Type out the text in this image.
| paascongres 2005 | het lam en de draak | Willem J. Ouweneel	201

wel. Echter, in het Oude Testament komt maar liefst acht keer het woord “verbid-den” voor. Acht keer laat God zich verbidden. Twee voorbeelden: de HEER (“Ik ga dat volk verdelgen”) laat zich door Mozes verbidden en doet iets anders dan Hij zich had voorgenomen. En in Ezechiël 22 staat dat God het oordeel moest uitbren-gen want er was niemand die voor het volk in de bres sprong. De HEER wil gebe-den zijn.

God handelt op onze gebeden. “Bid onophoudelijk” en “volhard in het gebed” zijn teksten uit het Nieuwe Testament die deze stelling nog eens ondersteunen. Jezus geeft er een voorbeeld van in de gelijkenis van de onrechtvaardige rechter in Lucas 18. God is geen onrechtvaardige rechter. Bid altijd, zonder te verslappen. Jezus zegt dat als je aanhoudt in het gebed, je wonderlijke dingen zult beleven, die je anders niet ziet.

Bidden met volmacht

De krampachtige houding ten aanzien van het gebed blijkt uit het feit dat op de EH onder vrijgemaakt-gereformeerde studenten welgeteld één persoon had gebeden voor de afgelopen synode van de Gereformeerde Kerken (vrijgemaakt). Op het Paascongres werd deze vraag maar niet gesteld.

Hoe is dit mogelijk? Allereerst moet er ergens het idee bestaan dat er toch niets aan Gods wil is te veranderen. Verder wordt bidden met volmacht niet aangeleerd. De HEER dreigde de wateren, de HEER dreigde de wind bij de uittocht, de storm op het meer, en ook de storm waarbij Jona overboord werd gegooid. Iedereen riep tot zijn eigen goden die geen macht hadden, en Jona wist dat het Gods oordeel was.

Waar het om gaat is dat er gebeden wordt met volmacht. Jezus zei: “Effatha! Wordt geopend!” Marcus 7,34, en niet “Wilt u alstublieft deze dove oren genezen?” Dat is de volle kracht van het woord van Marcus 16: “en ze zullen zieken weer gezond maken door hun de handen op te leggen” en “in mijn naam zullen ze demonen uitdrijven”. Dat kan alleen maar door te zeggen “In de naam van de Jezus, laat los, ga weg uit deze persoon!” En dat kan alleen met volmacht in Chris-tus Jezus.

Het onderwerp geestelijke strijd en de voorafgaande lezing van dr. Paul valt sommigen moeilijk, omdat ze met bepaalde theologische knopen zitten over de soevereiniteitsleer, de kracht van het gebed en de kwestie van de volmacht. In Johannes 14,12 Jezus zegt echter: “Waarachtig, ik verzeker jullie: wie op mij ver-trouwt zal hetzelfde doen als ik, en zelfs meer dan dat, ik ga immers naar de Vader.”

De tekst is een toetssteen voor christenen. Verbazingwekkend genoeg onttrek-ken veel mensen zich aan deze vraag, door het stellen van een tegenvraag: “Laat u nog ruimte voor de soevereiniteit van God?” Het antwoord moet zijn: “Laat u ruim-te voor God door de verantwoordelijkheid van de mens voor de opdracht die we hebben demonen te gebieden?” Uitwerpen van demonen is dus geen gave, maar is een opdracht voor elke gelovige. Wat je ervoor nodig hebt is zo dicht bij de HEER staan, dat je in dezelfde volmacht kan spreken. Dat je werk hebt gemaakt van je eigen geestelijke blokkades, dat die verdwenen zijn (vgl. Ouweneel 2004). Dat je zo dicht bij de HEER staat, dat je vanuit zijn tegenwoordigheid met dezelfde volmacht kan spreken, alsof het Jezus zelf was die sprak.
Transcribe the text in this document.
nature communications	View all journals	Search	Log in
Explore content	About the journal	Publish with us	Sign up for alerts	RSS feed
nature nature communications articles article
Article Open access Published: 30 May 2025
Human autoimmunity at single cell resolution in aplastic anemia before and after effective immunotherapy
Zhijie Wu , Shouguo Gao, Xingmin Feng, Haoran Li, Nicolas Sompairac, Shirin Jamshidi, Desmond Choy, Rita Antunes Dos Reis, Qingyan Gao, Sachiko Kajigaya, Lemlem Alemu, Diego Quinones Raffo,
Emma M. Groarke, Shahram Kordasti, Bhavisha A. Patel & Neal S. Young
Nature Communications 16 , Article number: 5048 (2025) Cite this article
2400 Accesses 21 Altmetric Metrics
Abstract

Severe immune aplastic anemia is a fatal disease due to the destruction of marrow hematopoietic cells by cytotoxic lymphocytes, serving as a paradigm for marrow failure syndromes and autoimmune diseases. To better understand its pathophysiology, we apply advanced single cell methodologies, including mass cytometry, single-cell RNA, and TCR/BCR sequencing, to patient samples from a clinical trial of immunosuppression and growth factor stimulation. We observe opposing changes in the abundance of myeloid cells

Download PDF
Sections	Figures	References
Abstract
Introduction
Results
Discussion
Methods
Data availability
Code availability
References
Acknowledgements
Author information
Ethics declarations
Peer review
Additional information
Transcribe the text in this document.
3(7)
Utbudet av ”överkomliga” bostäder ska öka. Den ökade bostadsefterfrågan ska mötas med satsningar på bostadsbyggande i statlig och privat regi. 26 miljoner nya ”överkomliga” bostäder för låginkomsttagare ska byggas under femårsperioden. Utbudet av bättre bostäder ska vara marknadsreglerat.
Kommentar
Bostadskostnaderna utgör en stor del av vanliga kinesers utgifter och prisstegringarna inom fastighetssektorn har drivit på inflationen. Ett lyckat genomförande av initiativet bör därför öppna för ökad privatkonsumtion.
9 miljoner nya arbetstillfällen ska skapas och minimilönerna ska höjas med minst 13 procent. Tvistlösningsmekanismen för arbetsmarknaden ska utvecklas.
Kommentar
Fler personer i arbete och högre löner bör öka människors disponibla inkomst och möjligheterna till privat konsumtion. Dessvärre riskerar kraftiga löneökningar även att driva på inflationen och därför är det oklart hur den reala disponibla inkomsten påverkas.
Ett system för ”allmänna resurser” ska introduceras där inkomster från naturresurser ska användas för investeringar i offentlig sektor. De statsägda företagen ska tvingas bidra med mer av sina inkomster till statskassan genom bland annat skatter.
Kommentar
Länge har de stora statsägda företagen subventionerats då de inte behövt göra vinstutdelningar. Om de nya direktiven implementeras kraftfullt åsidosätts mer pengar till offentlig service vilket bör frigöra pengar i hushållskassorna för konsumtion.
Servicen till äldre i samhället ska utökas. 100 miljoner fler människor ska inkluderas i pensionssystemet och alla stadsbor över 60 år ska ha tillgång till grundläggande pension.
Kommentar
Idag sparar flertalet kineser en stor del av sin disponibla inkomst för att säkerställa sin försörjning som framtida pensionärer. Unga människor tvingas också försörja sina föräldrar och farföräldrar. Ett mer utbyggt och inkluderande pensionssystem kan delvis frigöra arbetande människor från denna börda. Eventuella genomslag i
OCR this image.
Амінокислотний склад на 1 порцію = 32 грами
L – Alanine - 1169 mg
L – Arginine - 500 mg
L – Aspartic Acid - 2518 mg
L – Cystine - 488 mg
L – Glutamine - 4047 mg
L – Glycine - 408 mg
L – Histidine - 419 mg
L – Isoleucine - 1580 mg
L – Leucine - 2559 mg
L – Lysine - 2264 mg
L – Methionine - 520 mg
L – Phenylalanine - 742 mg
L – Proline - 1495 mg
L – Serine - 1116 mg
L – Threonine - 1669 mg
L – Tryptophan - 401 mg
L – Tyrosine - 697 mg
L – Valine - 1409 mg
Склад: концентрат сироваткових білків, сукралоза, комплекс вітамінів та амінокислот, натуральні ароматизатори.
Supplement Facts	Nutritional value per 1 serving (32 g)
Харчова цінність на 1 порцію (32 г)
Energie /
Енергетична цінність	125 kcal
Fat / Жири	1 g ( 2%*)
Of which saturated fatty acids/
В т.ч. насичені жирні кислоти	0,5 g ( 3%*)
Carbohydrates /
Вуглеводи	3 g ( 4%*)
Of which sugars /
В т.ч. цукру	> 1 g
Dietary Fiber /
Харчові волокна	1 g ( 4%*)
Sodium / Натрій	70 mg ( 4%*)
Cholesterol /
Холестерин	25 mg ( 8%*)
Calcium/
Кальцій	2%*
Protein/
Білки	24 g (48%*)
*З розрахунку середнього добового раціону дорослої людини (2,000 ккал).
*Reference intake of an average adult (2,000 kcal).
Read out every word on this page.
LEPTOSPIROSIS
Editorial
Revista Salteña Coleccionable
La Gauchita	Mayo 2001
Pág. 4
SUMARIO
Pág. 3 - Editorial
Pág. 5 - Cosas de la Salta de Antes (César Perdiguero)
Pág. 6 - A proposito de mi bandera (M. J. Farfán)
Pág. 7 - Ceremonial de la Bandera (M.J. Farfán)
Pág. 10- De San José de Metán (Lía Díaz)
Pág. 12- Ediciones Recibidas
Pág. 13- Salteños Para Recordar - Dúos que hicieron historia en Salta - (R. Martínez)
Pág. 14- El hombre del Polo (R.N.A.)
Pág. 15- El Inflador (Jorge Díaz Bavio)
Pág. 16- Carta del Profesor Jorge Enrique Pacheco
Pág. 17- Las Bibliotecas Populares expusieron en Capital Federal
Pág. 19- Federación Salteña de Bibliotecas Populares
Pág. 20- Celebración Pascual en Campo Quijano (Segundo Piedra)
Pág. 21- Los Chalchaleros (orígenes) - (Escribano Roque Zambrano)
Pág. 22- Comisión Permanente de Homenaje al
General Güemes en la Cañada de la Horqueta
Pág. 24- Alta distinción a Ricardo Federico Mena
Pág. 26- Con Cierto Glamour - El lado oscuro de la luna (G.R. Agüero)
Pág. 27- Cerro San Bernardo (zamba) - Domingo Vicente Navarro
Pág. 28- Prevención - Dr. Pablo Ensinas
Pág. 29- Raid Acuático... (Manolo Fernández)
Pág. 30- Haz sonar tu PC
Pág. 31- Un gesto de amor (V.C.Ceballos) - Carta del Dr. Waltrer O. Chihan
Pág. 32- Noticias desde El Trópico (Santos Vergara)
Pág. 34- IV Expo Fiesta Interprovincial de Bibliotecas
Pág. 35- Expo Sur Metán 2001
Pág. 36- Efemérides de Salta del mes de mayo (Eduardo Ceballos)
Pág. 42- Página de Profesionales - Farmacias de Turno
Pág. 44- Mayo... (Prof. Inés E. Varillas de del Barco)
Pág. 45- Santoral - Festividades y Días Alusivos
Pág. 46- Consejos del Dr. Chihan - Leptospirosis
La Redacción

★ ★ ★ ★

_Exercise description:_ Pull out the lines above in which the word "availability" appears.

_Output of the task:_
Data availability
Code availability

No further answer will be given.